===== TEXTABSCHNITT =====

Es scheint nicht zufällig, dass sein Bildungsroman gleichzeitig zu enttäuschenden Erfahrungen im Amt und zur sich festigenden Restaurationsphase entstand. Danach werden keine pädagogischen Schriften mehr publiziert, und der Schriftsteller wendet sich historischen Themen zu.14
Im Rahmen der „Vorgeschichte“ wird die Revolution von 1848 und deren Eindruck auf Stifter genauer betrachtet. Diese Zeit ist maßgebend für sein weiteres Handeln. Ebenfalls wird untersucht, inwieweit er seine fortschrittlichen Ideen – proklamiert in Zeitungsartikeln und Aufsätzen – während seiner Zeit als Schulrat verwirklichen kann. Systematisch werden seine pädagogischen und administrativen Tätigkeiten dargestellt und ausgewertet. Erst durch intensive Auseinandersetzung mit seinem Werk gelingt es, die teilweise zufällig entstandenen und an verschiedenen Stellen geäußerten Gedanken einzuordnen. In dieser Arbeit werden die Verknüpfungspunkte zwischen seiner Intention als Schulreformer und Verfasser bildungstheoretischer Schriften einerseits und seiner Berufung als Dichter andererseits untersucht.
Stifter hat die Revolution von 1848/49 als traumatisches Ereignis erfahren. Seine Reaktion darauf setzt er in seinem Bildungsroman Der Nachsommer exemplarisch um. Kein anderes Werk realisiert Stifters literarisches Erziehungsmodell so anschaulich wie dieser Roman. Es wird gezeigt, wie er dieses Modell am Leser verwirklicht und welche pädagogische Zielsetzung er damit verfolgt. Anhand des Nachsommers, der im Zusammenhang mit Stifters Bildungsgedanken eine bedeutende Rolle spielt, werden pädagogische Zielsetzungen herausgearbeitet und deren Kongruenz zu seinem pädagogischen Wirken beleuchtet.

===== BEREITGESTELLTES MATERIAL =====

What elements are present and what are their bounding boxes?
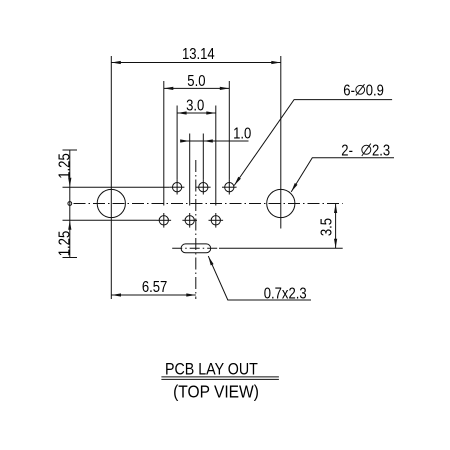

=====

AUFGABEN
a – Übernehmen Sie aus dem Textabschnitt über Stifter den Wortlaut von „Stifter hat die“ bis einschließlich „pädagogischen Wirken beleuchtet.“.
b – Führen Sie den Textabschnitt über Stifter im Anschluss an seinen letzten Satz weiter.

LÖSUNGEN
a –
Stifter hat die Revolution von 1848/49 als traumatisches Ereignis erfahren. Seine Reaktion darauf setzt er in seinem Bildungsroman Der Nachsommer exemplarisch um. Kein anderes Werk realisiert Stifters literarisches Erziehungsmodell so anschaulich wie dieser Roman. Es wird gezeigt, wie er dieses Modell am Leser verwirklicht und welche pädagogische Zielsetzung er damit verfolgt. Anhand des Nachsommers, der im Zusammenhang mit Stifters Bildungsgedanken eine bedeutende Rolle spielt, werden pädagogische Zielsetzungen herausgearbeitet und deren Kongruenz zu seinem pädagogischen Wirken beleuchtet.

b –
Der abschließende Themenkomplex über die letzten Jahre stellt Leben und Werk des Autors einander gegenüber, um die Zielsetzungen des Menschen und Pädagogen Stifter als Einheit zu erfassen. Die Erwähnung der letzten Lebensjahre ist von Bedeutung, um einen Überblick über Stifters Entwicklung als Schulrat und Schriftsteller zu bekommen. Stifters Unzufriedenheit, Quintessenz aus beruflichen und persönlichen Rückschlägen, ist Antriebsfeder für sein politisches und pädagogisches Engagement.
Diese Arbeit kann nur in exemplarischer Form sein Werk und sein Wirken darlegen. Eine ausführliche Darstellung des Bildungsdenkens des 19. Jahrhunderts in Österreich kann diese Arbeit weder im Hinblick auf die geistigen Grundlagen noch die Beschreibung seines Alltags als Schulinspektor leisten.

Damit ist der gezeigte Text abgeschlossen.